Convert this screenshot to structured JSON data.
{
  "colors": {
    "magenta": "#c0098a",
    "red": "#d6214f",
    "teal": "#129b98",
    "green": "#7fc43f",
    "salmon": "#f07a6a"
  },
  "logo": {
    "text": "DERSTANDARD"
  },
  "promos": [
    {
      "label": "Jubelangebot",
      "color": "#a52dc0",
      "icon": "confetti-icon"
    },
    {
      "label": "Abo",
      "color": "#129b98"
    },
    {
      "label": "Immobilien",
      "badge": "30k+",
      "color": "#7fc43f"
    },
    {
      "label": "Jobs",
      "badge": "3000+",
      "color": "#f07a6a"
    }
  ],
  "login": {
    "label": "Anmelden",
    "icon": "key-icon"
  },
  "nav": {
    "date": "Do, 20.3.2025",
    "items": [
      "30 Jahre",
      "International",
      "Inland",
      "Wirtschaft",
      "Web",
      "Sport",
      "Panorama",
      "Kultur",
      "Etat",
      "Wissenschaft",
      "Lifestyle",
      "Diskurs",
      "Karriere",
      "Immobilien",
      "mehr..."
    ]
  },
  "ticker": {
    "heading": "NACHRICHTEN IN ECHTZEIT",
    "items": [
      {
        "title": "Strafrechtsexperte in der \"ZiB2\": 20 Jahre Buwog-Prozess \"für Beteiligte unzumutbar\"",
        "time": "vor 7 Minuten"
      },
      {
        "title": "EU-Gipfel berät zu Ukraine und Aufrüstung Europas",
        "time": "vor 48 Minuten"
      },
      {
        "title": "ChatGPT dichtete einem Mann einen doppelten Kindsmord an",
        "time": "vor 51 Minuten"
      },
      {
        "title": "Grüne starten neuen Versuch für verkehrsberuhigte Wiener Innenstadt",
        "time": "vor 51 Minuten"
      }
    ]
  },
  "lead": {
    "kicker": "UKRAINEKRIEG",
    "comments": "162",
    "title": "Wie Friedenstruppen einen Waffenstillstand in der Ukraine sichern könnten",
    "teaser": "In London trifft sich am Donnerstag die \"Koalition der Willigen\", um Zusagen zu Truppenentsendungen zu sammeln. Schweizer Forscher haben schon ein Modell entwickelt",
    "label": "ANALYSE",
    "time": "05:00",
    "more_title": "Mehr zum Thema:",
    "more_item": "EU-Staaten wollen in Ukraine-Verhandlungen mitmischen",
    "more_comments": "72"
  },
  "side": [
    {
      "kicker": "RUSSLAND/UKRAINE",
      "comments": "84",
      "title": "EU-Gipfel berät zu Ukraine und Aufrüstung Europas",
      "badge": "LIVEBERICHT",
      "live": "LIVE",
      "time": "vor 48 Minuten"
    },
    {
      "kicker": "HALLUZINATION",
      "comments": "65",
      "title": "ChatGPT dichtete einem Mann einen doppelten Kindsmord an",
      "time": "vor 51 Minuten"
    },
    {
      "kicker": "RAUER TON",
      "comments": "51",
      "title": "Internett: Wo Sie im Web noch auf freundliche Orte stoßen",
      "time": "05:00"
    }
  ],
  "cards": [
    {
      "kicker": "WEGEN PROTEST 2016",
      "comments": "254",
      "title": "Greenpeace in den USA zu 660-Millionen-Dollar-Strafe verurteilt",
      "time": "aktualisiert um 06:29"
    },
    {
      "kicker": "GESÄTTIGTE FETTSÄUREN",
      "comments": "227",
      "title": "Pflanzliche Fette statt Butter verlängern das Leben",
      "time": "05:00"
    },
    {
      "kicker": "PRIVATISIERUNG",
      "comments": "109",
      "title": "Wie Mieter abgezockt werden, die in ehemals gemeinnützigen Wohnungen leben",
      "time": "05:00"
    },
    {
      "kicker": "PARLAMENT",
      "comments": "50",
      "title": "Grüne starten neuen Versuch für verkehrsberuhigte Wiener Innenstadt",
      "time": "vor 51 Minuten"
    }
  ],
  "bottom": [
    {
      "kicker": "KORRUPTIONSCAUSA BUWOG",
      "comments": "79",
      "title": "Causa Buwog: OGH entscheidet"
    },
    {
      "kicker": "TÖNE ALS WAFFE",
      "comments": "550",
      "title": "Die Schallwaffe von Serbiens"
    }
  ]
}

━━━

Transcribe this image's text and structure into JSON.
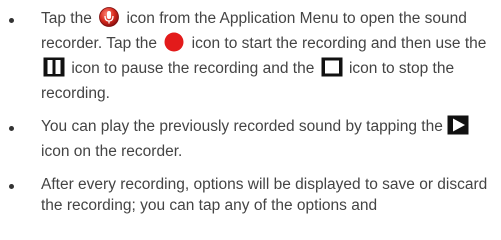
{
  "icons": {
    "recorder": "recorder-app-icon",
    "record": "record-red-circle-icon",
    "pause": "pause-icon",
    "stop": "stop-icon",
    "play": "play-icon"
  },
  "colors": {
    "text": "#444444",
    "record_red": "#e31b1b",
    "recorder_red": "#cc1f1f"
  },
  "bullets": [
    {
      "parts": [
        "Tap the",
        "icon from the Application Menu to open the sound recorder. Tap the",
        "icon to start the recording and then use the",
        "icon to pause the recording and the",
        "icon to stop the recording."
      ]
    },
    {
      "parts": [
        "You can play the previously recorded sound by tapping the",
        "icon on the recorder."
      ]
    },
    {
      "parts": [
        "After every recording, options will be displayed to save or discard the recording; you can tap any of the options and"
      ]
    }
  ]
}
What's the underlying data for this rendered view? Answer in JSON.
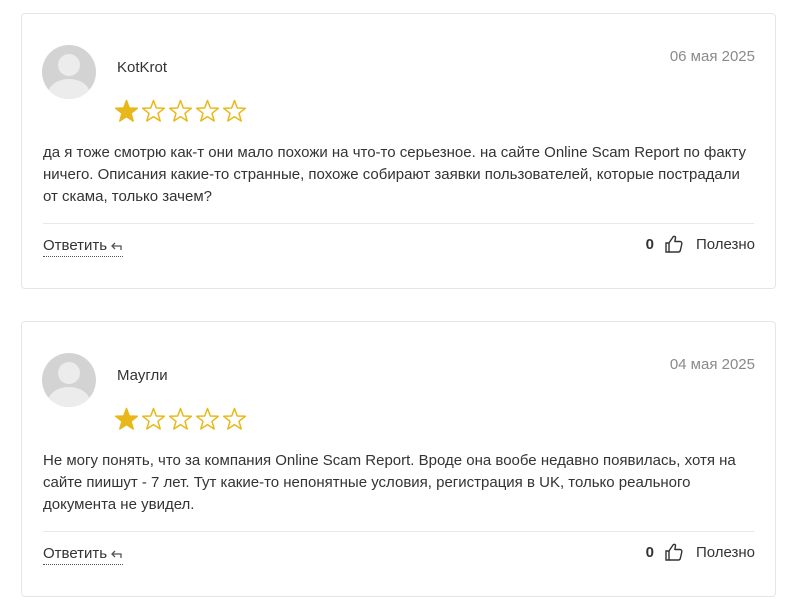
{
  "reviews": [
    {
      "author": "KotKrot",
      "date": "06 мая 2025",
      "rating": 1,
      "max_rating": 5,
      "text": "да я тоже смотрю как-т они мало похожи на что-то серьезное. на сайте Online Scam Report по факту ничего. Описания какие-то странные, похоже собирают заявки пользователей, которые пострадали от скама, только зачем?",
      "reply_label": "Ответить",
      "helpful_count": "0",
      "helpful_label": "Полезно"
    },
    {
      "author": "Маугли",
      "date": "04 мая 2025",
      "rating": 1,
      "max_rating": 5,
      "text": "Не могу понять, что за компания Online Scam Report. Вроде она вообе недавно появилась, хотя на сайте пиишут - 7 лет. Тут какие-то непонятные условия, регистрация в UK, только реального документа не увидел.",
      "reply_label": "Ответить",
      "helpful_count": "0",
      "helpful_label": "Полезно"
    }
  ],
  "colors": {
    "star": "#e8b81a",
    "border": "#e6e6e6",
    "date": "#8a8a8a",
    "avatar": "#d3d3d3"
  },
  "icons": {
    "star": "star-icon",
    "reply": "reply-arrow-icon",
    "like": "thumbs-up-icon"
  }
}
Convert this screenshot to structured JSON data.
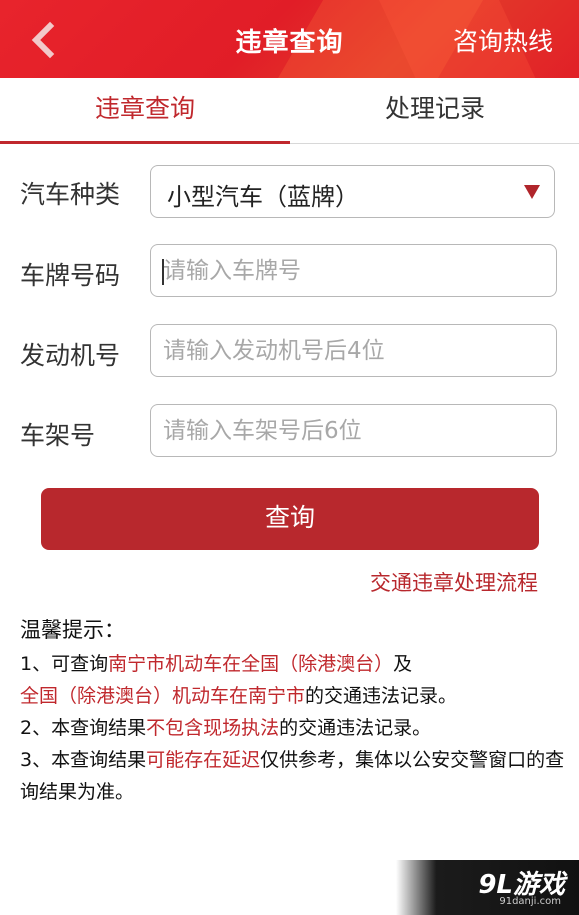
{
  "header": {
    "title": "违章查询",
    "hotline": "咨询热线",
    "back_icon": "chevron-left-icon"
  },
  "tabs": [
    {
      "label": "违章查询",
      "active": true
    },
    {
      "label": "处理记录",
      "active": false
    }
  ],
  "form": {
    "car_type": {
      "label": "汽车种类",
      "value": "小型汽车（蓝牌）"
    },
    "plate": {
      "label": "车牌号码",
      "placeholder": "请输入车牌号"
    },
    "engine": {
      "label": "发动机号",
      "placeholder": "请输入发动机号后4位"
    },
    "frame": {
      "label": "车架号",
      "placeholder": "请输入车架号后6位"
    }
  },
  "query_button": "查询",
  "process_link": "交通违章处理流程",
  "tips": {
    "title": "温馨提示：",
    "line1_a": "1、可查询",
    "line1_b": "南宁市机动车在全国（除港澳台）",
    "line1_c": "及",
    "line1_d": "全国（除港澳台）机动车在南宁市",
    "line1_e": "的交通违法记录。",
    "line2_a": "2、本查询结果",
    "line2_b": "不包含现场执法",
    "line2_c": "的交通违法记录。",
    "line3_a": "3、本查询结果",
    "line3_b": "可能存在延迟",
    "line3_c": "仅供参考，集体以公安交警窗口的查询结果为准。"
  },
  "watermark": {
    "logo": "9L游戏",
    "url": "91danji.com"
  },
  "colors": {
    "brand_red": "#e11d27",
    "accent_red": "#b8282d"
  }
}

━━━

**What is required**
In the lines above, locate the string "какие". Copy every line where it occurs.

**Solution to this problem**
      "text": "да я тоже смотрю как-т они мало похожи на что-то серьезное. на сайте Online Scam Report по факту ничего. Описания какие-то странные, похоже собирают заявки пользователей, которые пострадали от скама, только зачем?",
      "text": "Не могу понять, что за компания Online Scam Report. Вроде она вообе недавно появилась, хотя на сайте пиишут - 7 лет. Тут какие-то непонятные условия, регистрация в UK, только реального документа не увидел.",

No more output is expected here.